-- AVAILABLE RECORDS start --
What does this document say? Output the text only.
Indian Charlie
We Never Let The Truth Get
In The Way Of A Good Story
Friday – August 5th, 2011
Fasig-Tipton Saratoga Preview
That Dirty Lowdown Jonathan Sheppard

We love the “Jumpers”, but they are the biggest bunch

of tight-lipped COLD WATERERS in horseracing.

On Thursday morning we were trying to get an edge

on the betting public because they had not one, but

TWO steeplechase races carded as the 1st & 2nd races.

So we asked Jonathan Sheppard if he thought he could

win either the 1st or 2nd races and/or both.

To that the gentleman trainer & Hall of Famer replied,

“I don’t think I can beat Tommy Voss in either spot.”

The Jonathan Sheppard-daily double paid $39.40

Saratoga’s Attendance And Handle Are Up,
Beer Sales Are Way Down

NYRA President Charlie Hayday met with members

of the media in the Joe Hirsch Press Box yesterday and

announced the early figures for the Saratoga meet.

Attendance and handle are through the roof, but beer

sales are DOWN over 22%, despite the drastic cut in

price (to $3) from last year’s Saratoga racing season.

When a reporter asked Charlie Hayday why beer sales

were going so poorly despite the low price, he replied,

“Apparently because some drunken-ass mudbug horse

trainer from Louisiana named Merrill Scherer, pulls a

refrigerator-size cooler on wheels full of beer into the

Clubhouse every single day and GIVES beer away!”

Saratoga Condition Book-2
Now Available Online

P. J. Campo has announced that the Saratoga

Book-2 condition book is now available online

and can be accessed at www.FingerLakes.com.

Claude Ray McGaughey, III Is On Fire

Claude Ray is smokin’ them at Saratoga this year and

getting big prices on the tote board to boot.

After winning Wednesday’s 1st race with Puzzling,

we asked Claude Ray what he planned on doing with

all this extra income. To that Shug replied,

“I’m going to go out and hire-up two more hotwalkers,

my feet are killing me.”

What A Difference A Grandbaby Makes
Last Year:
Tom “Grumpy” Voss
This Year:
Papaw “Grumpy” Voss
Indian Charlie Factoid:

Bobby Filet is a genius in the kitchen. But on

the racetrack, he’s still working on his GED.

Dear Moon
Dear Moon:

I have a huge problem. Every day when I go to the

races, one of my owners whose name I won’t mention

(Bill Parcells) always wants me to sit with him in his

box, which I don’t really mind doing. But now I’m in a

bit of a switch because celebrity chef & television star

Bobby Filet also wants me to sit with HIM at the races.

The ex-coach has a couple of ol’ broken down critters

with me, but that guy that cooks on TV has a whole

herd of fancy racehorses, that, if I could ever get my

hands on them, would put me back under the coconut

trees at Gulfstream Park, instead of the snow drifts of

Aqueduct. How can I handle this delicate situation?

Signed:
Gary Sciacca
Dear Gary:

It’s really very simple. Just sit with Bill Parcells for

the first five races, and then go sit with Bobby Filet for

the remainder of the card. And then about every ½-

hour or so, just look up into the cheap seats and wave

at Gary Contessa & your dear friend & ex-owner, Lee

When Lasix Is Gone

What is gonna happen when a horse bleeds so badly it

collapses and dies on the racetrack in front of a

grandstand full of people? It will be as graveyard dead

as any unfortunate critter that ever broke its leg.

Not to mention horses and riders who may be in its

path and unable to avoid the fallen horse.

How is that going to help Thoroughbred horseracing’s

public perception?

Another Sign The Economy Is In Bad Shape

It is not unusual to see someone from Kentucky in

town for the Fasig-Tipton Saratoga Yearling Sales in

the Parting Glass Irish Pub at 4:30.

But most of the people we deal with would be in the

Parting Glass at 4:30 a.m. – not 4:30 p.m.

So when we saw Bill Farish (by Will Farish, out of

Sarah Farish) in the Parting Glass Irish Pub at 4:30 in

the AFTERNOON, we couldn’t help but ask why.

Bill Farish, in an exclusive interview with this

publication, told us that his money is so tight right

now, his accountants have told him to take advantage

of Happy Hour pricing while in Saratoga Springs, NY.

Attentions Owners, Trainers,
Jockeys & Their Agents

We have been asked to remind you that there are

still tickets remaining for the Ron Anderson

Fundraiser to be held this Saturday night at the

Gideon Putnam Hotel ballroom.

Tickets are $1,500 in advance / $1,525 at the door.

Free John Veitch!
-- AVAILABLE RECORDS end --
- YOUR TASK
Repeat the material above in full, keeping every word.

- WRITTEN REPLY
What does this document say? Output the text only.
Indian Charlie
We Never Let The Truth Get
In The Way Of A Good Story
Friday – August 5th, 2011
Fasig-Tipton Saratoga Preview
That Dirty Lowdown Jonathan Sheppard

We love the “Jumpers”, but they are the biggest bunch

of tight-lipped COLD WATERERS in horseracing.

On Thursday morning we were trying to get an edge

on the betting public because they had not one, but

TWO steeplechase races carded as the 1st & 2nd races.

So we asked Jonathan Sheppard if he thought he could

win either the 1st or 2nd races and/or both.

To that the gentleman trainer & Hall of Famer replied,

“I don’t think I can beat Tommy Voss in either spot.”

The Jonathan Sheppard-daily double paid $39.40

Saratoga’s Attendance And Handle Are Up,
Beer Sales Are Way Down

NYRA President Charlie Hayday met with members

of the media in the Joe Hirsch Press Box yesterday and

announced the early figures for the Saratoga meet.

Attendance and handle are through the roof, but beer

sales are DOWN over 22%, despite the drastic cut in

price (to $3) from last year’s Saratoga racing season.

When a reporter asked Charlie Hayday why beer sales

were going so poorly despite the low price, he replied,

“Apparently because some drunken-ass mudbug horse

trainer from Louisiana named Merrill Scherer, pulls a

refrigerator-size cooler on wheels full of beer into the

Clubhouse every single day and GIVES beer away!”

Saratoga Condition Book-2
Now Available Online

P. J. Campo has announced that the Saratoga

Book-2 condition book is now available online

and can be accessed at www.FingerLakes.com.

Claude Ray McGaughey, III Is On Fire

Claude Ray is smokin’ them at Saratoga this year and

getting big prices on the tote board to boot.

After winning Wednesday’s 1st race with Puzzling,

we asked Claude Ray what he planned on doing with

all this extra income. To that Shug replied,

“I’m going to go out and hire-up two more hotwalkers,

my feet are killing me.”

What A Difference A Grandbaby Makes
Last Year:
Tom “Grumpy” Voss
This Year:
Papaw “Grumpy” Voss
Indian Charlie Factoid:

Bobby Filet is a genius in the kitchen. But on

the racetrack, he’s still working on his GED.

Dear Moon
Dear Moon:

I have a huge problem. Every day when I go to the

races, one of my owners whose name I won’t mention

(Bill Parcells) always wants me to sit with him in his

box, which I don’t really mind doing. But now I’m in a

bit of a switch because celebrity chef & television star

Bobby Filet also wants me to sit with HIM at the races.

The ex-coach has a couple of ol’ broken down critters

with me, but that guy that cooks on TV has a whole

herd of fancy racehorses, that, if I could ever get my

hands on them, would put me back under the coconut

trees at Gulfstream Park, instead of the snow drifts of

Aqueduct. How can I handle this delicate situation?

Signed:
Gary Sciacca
Dear Gary:

It’s really very simple. Just sit with Bill Parcells for

the first five races, and then go sit with Bobby Filet for

the remainder of the card. And then about every ½-

hour or so, just look up into the cheap seats and wave

at Gary Contessa & your dear friend & ex-owner, Lee

When Lasix Is Gone

What is gonna happen when a horse bleeds so badly it

collapses and dies on the racetrack in front of a

grandstand full of people? It will be as graveyard dead

as any unfortunate critter that ever broke its leg.

Not to mention horses and riders who may be in its

path and unable to avoid the fallen horse.

How is that going to help Thoroughbred horseracing’s

public perception?

Another Sign The Economy Is In Bad Shape

It is not unusual to see someone from Kentucky in

town for the Fasig-Tipton Saratoga Yearling Sales in

the Parting Glass Irish Pub at 4:30.

But most of the people we deal with would be in the

Parting Glass at 4:30 a.m. – not 4:30 p.m.

So when we saw Bill Farish (by Will Farish, out of

Sarah Farish) in the Parting Glass Irish Pub at 4:30 in

the AFTERNOON, we couldn’t help but ask why.

Bill Farish, in an exclusive interview with this

publication, told us that his money is so tight right

now, his accountants have told him to take advantage

of Happy Hour pricing while in Saratoga Springs, NY.

Attentions Owners, Trainers,
Jockeys & Their Agents

We have been asked to remind you that there are

still tickets remaining for the Ron Anderson

Fundraiser to be held this Saturday night at the

Gideon Putnam Hotel ballroom.

Tickets are $1,500 in advance / $1,525 at the door.

Free John Veitch!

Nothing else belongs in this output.